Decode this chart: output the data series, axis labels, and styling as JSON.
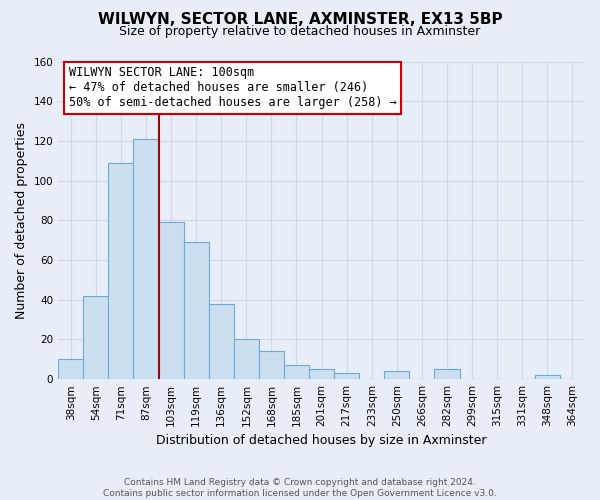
{
  "title": "WILWYN, SECTOR LANE, AXMINSTER, EX13 5BP",
  "subtitle": "Size of property relative to detached houses in Axminster",
  "xlabel": "Distribution of detached houses by size in Axminster",
  "ylabel": "Number of detached properties",
  "footer_line1": "Contains HM Land Registry data © Crown copyright and database right 2024.",
  "footer_line2": "Contains public sector information licensed under the Open Government Licence v3.0.",
  "categories": [
    "38sqm",
    "54sqm",
    "71sqm",
    "87sqm",
    "103sqm",
    "119sqm",
    "136sqm",
    "152sqm",
    "168sqm",
    "185sqm",
    "201sqm",
    "217sqm",
    "233sqm",
    "250sqm",
    "266sqm",
    "282sqm",
    "299sqm",
    "315sqm",
    "331sqm",
    "348sqm",
    "364sqm"
  ],
  "values": [
    10,
    42,
    109,
    121,
    79,
    69,
    38,
    20,
    14,
    7,
    5,
    3,
    0,
    4,
    0,
    5,
    0,
    0,
    0,
    2,
    0
  ],
  "bar_fill_color": "#ccdff0",
  "bar_edge_color": "#6aaad4",
  "vline_x_index": 4,
  "vline_color": "#aa0000",
  "annotation_title": "WILWYN SECTOR LANE: 100sqm",
  "annotation_line1": "← 47% of detached houses are smaller (246)",
  "annotation_line2": "50% of semi-detached houses are larger (258) →",
  "annotation_box_facecolor": "#ffffff",
  "annotation_box_edgecolor": "#cc0000",
  "ylim": [
    0,
    160
  ],
  "yticks": [
    0,
    20,
    40,
    60,
    80,
    100,
    120,
    140,
    160
  ],
  "grid_color": "#d0d8e8",
  "bg_color": "#e8eef8",
  "title_fontsize": 11,
  "subtitle_fontsize": 9,
  "ylabel_fontsize": 9,
  "xlabel_fontsize": 9,
  "tick_fontsize": 7.5,
  "footer_fontsize": 6.5,
  "annot_fontsize": 8.5
}
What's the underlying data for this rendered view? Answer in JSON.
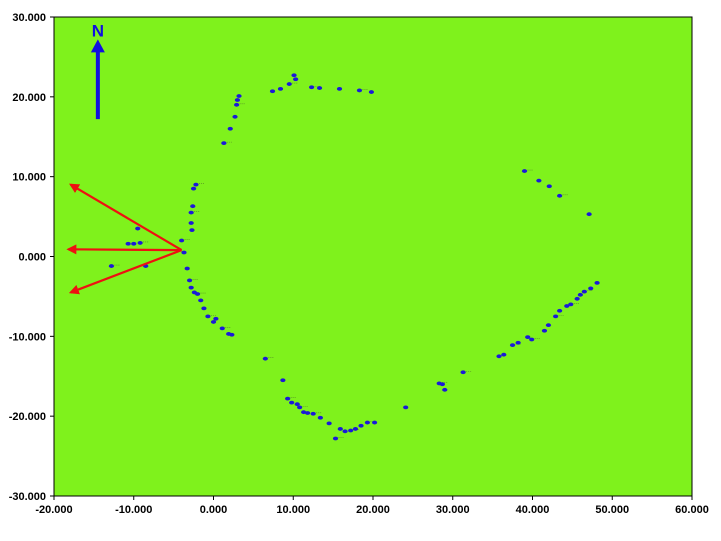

==================================================

**Exercise goal:** In the records above, how many lines include the string "Contains"? Answer with only the number.

**Task answer:** 2